### WHAT IS BEING ASKED
Print the records below word for word, but leave out the pictures.

"""

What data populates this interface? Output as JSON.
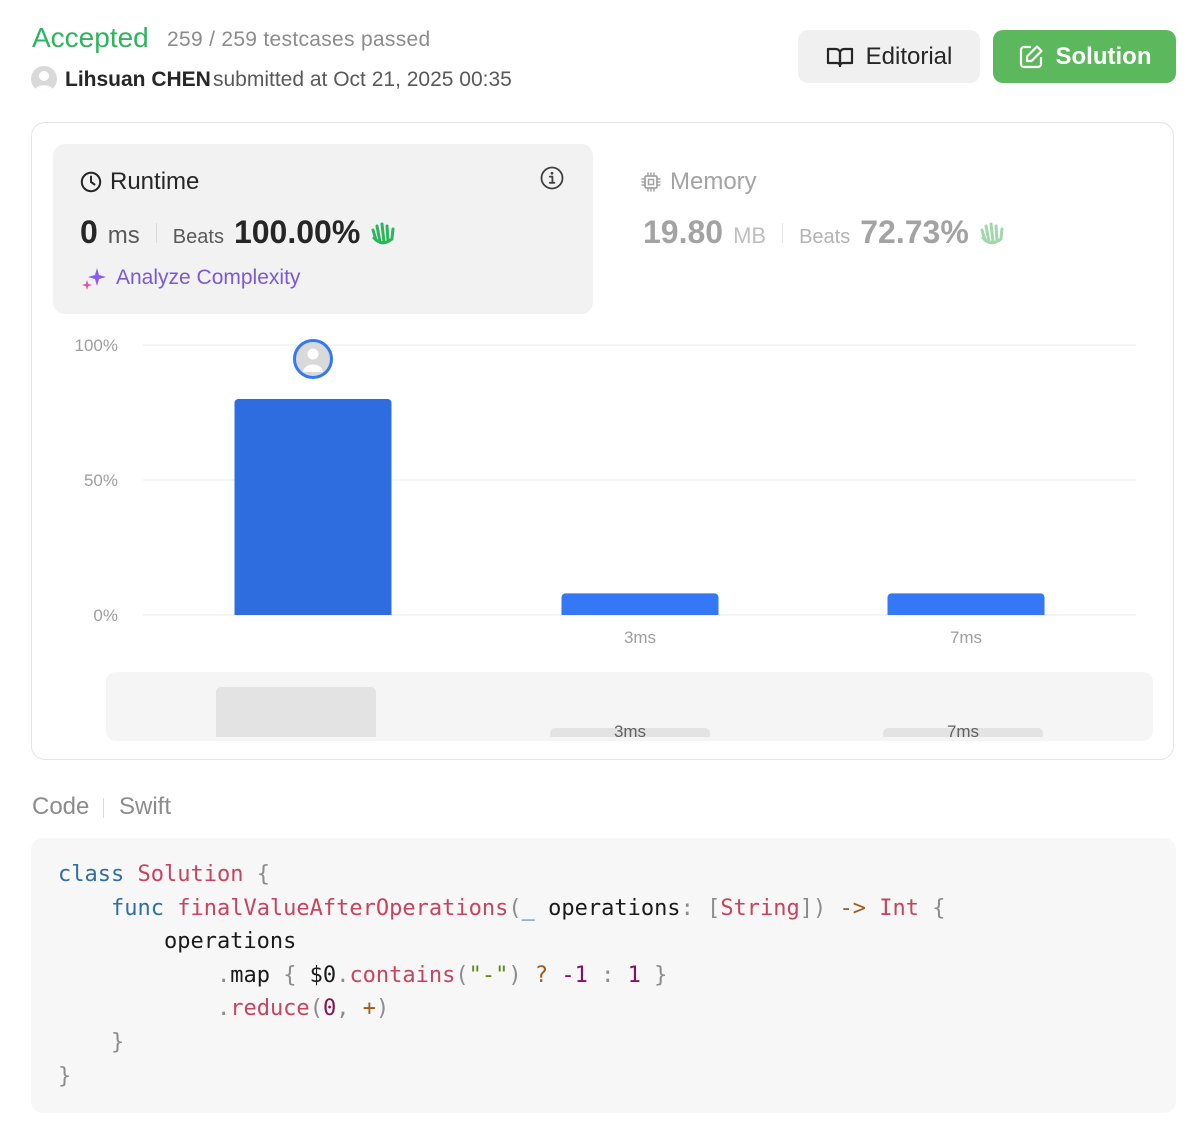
{
  "header": {
    "status": "Accepted",
    "testcases": "259 / 259 testcases passed",
    "author": "Lihsuan CHEN",
    "submitted": "submitted at Oct 21, 2025 00:35",
    "editorial_label": "Editorial",
    "solution_label": "Solution"
  },
  "runtime": {
    "title": "Runtime",
    "value": "0",
    "unit": "ms",
    "beats_label": "Beats",
    "beats_value": "100.00%",
    "analyze_label": "Analyze Complexity"
  },
  "memory": {
    "title": "Memory",
    "value": "19.80",
    "unit": "MB",
    "beats_label": "Beats",
    "beats_value": "72.73%"
  },
  "chart_data": {
    "type": "bar",
    "categories": [
      "",
      "3ms",
      "7ms"
    ],
    "values": [
      80,
      8,
      8
    ],
    "ylim": [
      0,
      100
    ],
    "yticks": [
      "100%",
      "50%",
      "0%"
    ],
    "ytick_values": [
      100,
      50,
      0
    ],
    "highlight_index": 0,
    "grid": true,
    "bar_color": "#3478f6",
    "highlight_color": "#2d6ddf"
  },
  "code": {
    "label": "Code",
    "language": "Swift"
  },
  "colors": {
    "accepted": "#2db55d",
    "solution_button": "#5cb85c",
    "analyze": "#7b58d6"
  },
  "icons": {
    "runtime": "clock-icon",
    "memory": "chip-icon",
    "info": "info-icon",
    "beats": "clapping-hands-icon",
    "editorial": "book-icon",
    "solution": "edit-icon",
    "analyze": "sparkle-icon"
  }
}
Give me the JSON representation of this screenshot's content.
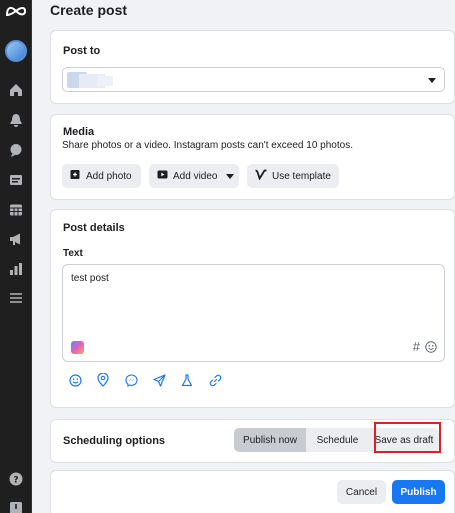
{
  "page": {
    "title": "Create post"
  },
  "post_to": {
    "title": "Post to"
  },
  "media": {
    "title": "Media",
    "subtitle": "Share photos or a video. Instagram posts can't exceed 10 photos.",
    "add_photo": "Add photo",
    "add_video": "Add video",
    "use_template": "Use template"
  },
  "details": {
    "title": "Post details",
    "text_label": "Text",
    "text_value": "test post",
    "hashtag": "#"
  },
  "scheduling": {
    "title": "Scheduling options",
    "publish_now": "Publish now",
    "schedule": "Schedule",
    "save_draft": "Save as draft"
  },
  "footer": {
    "cancel": "Cancel",
    "publish": "Publish"
  },
  "colors": {
    "primary": "#1877f2",
    "rail": "#1f1f1f",
    "highlight": "#e02020"
  }
}
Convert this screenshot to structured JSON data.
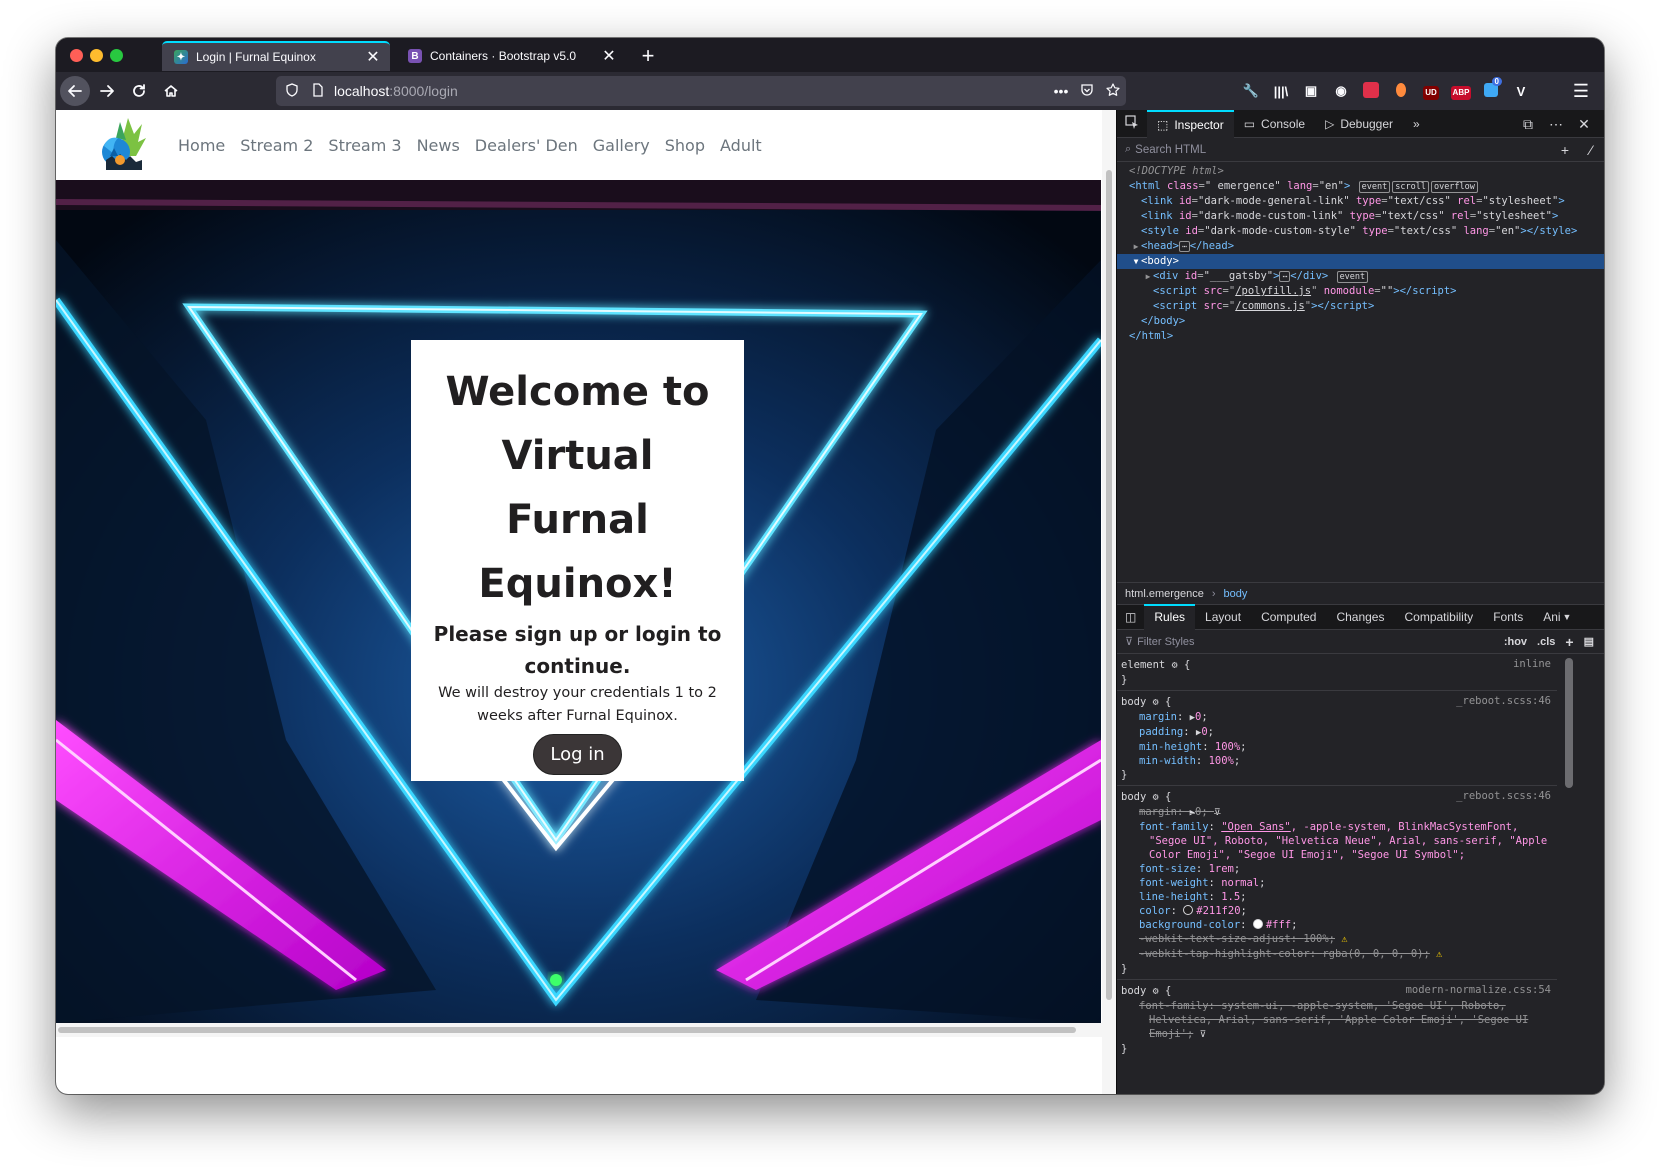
{
  "browser": {
    "tabs": [
      {
        "title": "Login | Furnal Equinox",
        "favicon": "furnal-equinox-logo",
        "close": "✕"
      },
      {
        "title": "Containers · Bootstrap v5.0",
        "favicon": "B",
        "close": "✕"
      }
    ],
    "new_tab": "+",
    "url_host": "localhost",
    "url_rest": ":8000/login",
    "url_actions": [
      "•••",
      "pocket-icon",
      "star-icon"
    ],
    "toolbar_badges": [
      "UD",
      "ABP"
    ],
    "notification_count": "0",
    "colors": {
      "accent": "#00ddff",
      "tab_bg": "#42414d",
      "chrome_bg": "#2b2a33"
    }
  },
  "site": {
    "nav": [
      "Home",
      "Stream 2",
      "Stream 3",
      "News",
      "Dealers' Den",
      "Gallery",
      "Shop",
      "Adult"
    ],
    "card": {
      "title": "Welcome to Virtual Furnal Equinox!",
      "subtitle": "Please sign up or login to continue.",
      "body": "We will destroy your credentials 1 to 2 weeks after Furnal Equinox.",
      "button": "Log in"
    },
    "colors": {
      "text": "#211f20",
      "button_bg": "#3b3637",
      "nav_link": "#6c757d"
    }
  },
  "devtools": {
    "tabs": [
      "Inspector",
      "Console",
      "Debugger"
    ],
    "more": "»",
    "search_placeholder": "Search HTML",
    "markup": {
      "doctype": "<!DOCTYPE html>",
      "html_class": "\" emergence\"",
      "html_lang": "\"en\"",
      "badges": [
        "event",
        "scroll",
        "overflow"
      ],
      "links": [
        {
          "tag": "link",
          "id": "\"dark-mode-general-link\"",
          "type": "\"text/css\"",
          "rel": "\"stylesheet\""
        },
        {
          "tag": "link",
          "id": "\"dark-mode-custom-link\"",
          "type": "\"text/css\"",
          "rel": "\"stylesheet\""
        }
      ],
      "style_id": "\"dark-mode-custom-style\"",
      "style_type": "\"text/css\"",
      "style_lang": "\"en\"",
      "div_id": "\"___gatsby\"",
      "div_badge": "event",
      "script1_src": "/polyfill.js",
      "script1_attr": "nomodule",
      "script1_attr_val": "\"\"",
      "script2_src": "/commons.js"
    },
    "breadcrumbs": [
      "html.emergence",
      "body"
    ],
    "subtabs": [
      "Rules",
      "Layout",
      "Computed",
      "Changes",
      "Compatibility",
      "Fonts",
      "Ani"
    ],
    "filter_placeholder": "Filter Styles",
    "filter_buttons": [
      ":hov",
      ".cls"
    ],
    "rules": {
      "element": {
        "selector": "element",
        "source": "inline"
      },
      "body1": {
        "selector": "body",
        "source": "_reboot.scss:46",
        "decls": [
          {
            "prop": "margin",
            "value": "0"
          },
          {
            "prop": "padding",
            "value": "0"
          },
          {
            "prop": "min-height",
            "value": "100%"
          },
          {
            "prop": "min-width",
            "value": "100%"
          }
        ]
      },
      "body2": {
        "selector": "body",
        "source": "_reboot.scss:46",
        "margin": {
          "prop": "margin",
          "value": "0"
        },
        "font_family_prop": "font-family",
        "font_family_link": "\"Open Sans\"",
        "font_family_rest1": ", -apple-system, BlinkMacSystemFont,",
        "font_family_rest2": "\"Segoe UI\", Roboto, \"Helvetica Neue\", Arial, sans-serif, \"Apple",
        "font_family_rest3": "Color Emoji\", \"Segoe UI Emoji\", \"Segoe UI Symbol\";",
        "font_size": {
          "prop": "font-size",
          "value": "1rem"
        },
        "font_weight": {
          "prop": "font-weight",
          "value": "normal"
        },
        "line_height": {
          "prop": "line-height",
          "value": "1.5"
        },
        "color": {
          "prop": "color",
          "value": "#211f20"
        },
        "bg": {
          "prop": "background-color",
          "value": "#fff"
        },
        "webkit1": {
          "prop": "-webkit-text-size-adjust",
          "value": "100%"
        },
        "webkit2": {
          "prop": "-webkit-tap-highlight-color",
          "value": "rgba(0, 0, 0, 0)"
        }
      },
      "body3": {
        "selector": "body",
        "source": "modern-normalize.css:54",
        "ff_prop": "font-family",
        "ff_val1": "system-ui, -apple-system, 'Segoe UI', Roboto,",
        "ff_val2": "Helvetica, Arial, sans-serif, 'Apple Color Emoji', 'Segoe UI",
        "ff_val3": "Emoji'"
      }
    }
  }
}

"""

### RESPONSE TO THE TASK
What data populates this interface? Output as JSON.
{
  "header": {
    "status": "Accepted",
    "testcases": "259 / 259 testcases passed",
    "author": "Lihsuan CHEN",
    "submitted": "submitted at Oct 21, 2025 00:35",
    "editorial_label": "Editorial",
    "solution_label": "Solution"
  },
  "runtime": {
    "title": "Runtime",
    "value": "0",
    "unit": "ms",
    "beats_label": "Beats",
    "beats_value": "100.00%",
    "analyze_label": "Analyze Complexity"
  },
  "memory": {
    "title": "Memory",
    "value": "19.80",
    "unit": "MB",
    "beats_label": "Beats",
    "beats_value": "72.73%"
  },
  "chart_data": {
    "type": "bar",
    "categories": [
      "",
      "3ms",
      "7ms"
    ],
    "values": [
      80,
      8,
      8
    ],
    "ylim": [
      0,
      100
    ],
    "yticks": [
      "100%",
      "50%",
      "0%"
    ],
    "ytick_values": [
      100,
      50,
      0
    ],
    "highlight_index": 0,
    "grid": true,
    "bar_color": "#3478f6",
    "highlight_color": "#2d6ddf"
  },
  "code": {
    "label": "Code",
    "language": "Swift"
  },
  "colors": {
    "accepted": "#2db55d",
    "solution_button": "#5cb85c",
    "analyze": "#7b58d6"
  },
  "icons": {
    "runtime": "clock-icon",
    "memory": "chip-icon",
    "info": "info-icon",
    "beats": "clapping-hands-icon",
    "editorial": "book-icon",
    "solution": "edit-icon",
    "analyze": "sparkle-icon"
  }
}
Give me the JSON representation of this screenshot's content.
{
  "page": {
    "title": "Create post"
  },
  "post_to": {
    "title": "Post to"
  },
  "media": {
    "title": "Media",
    "subtitle": "Share photos or a video. Instagram posts can't exceed 10 photos.",
    "add_photo": "Add photo",
    "add_video": "Add video",
    "use_template": "Use template"
  },
  "details": {
    "title": "Post details",
    "text_label": "Text",
    "text_value": "test post",
    "hashtag": "#"
  },
  "scheduling": {
    "title": "Scheduling options",
    "publish_now": "Publish now",
    "schedule": "Schedule",
    "save_draft": "Save as draft"
  },
  "footer": {
    "cancel": "Cancel",
    "publish": "Publish"
  },
  "colors": {
    "primary": "#1877f2",
    "rail": "#1f1f1f",
    "highlight": "#e02020"
  }
}
Convert this screenshot to structured JSON data.
{
  "browser": {
    "tabs": [
      {
        "title": "Login | Furnal Equinox",
        "favicon": "furnal-equinox-logo",
        "close": "✕"
      },
      {
        "title": "Containers · Bootstrap v5.0",
        "favicon": "B",
        "close": "✕"
      }
    ],
    "new_tab": "+",
    "url_host": "localhost",
    "url_rest": ":8000/login",
    "url_actions": [
      "•••",
      "pocket-icon",
      "star-icon"
    ],
    "toolbar_badges": [
      "UD",
      "ABP"
    ],
    "notification_count": "0",
    "colors": {
      "accent": "#00ddff",
      "tab_bg": "#42414d",
      "chrome_bg": "#2b2a33"
    }
  },
  "site": {
    "nav": [
      "Home",
      "Stream 2",
      "Stream 3",
      "News",
      "Dealers' Den",
      "Gallery",
      "Shop",
      "Adult"
    ],
    "card": {
      "title": "Welcome to Virtual Furnal Equinox!",
      "subtitle": "Please sign up or login to continue.",
      "body": "We will destroy your credentials 1 to 2 weeks after Furnal Equinox.",
      "button": "Log in"
    },
    "colors": {
      "text": "#211f20",
      "button_bg": "#3b3637",
      "nav_link": "#6c757d"
    }
  },
  "devtools": {
    "tabs": [
      "Inspector",
      "Console",
      "Debugger"
    ],
    "more": "»",
    "search_placeholder": "Search HTML",
    "markup": {
      "doctype": "<!DOCTYPE html>",
      "html_class": "\" emergence\"",
      "html_lang": "\"en\"",
      "badges": [
        "event",
        "scroll",
        "overflow"
      ],
      "links": [
        {
          "tag": "link",
          "id": "\"dark-mode-general-link\"",
          "type": "\"text/css\"",
          "rel": "\"stylesheet\""
        },
        {
          "tag": "link",
          "id": "\"dark-mode-custom-link\"",
          "type": "\"text/css\"",
          "rel": "\"stylesheet\""
        }
      ],
      "style_id": "\"dark-mode-custom-style\"",
      "style_type": "\"text/css\"",
      "style_lang": "\"en\"",
      "div_id": "\"___gatsby\"",
      "div_badge": "event",
      "script1_src": "/polyfill.js",
      "script1_attr": "nomodule",
      "script1_attr_val": "\"\"",
      "script2_src": "/commons.js"
    },
    "breadcrumbs": [
      "html.emergence",
      "body"
    ],
    "subtabs": [
      "Rules",
      "Layout",
      "Computed",
      "Changes",
      "Compatibility",
      "Fonts",
      "Ani"
    ],
    "filter_placeholder": "Filter Styles",
    "filter_buttons": [
      ":hov",
      ".cls"
    ],
    "rules": {
      "element": {
        "selector": "element",
        "source": "inline"
      },
      "body1": {
        "selector": "body",
        "source": "_reboot.scss:46",
        "decls": [
          {
            "prop": "margin",
            "value": "0"
          },
          {
            "prop": "padding",
            "value": "0"
          },
          {
            "prop": "min-height",
            "value": "100%"
          },
          {
            "prop": "min-width",
            "value": "100%"
          }
        ]
      },
      "body2": {
        "selector": "body",
        "source": "_reboot.scss:46",
        "margin": {
          "prop": "margin",
          "value": "0"
        },
        "font_family_prop": "font-family",
        "font_family_link": "\"Open Sans\"",
        "font_family_rest1": ", -apple-system, BlinkMacSystemFont,",
        "font_family_rest2": "\"Segoe UI\", Roboto, \"Helvetica Neue\", Arial, sans-serif, \"Apple",
        "font_family_rest3": "Color Emoji\", \"Segoe UI Emoji\", \"Segoe UI Symbol\";",
        "font_size": {
          "prop": "font-size",
          "value": "1rem"
        },
        "font_weight": {
          "prop": "font-weight",
          "value": "normal"
        },
        "line_height": {
          "prop": "line-height",
          "value": "1.5"
        },
        "color": {
          "prop": "color",
          "value": "#211f20"
        },
        "bg": {
          "prop": "background-color",
          "value": "#fff"
        },
        "webkit1": {
          "prop": "-webkit-text-size-adjust",
          "value": "100%"
        },
        "webkit2": {
          "prop": "-webkit-tap-highlight-color",
          "value": "rgba(0, 0, 0, 0)"
        }
      },
      "body3": {
        "selector": "body",
        "source": "modern-normalize.css:54",
        "ff_prop": "font-family",
        "ff_val1": "system-ui, -apple-system, 'Segoe UI', Roboto,",
        "ff_val2": "Helvetica, Arial, sans-serif, 'Apple Color Emoji', 'Segoe UI",
        "ff_val3": "Emoji'"
      }
    }
  }
}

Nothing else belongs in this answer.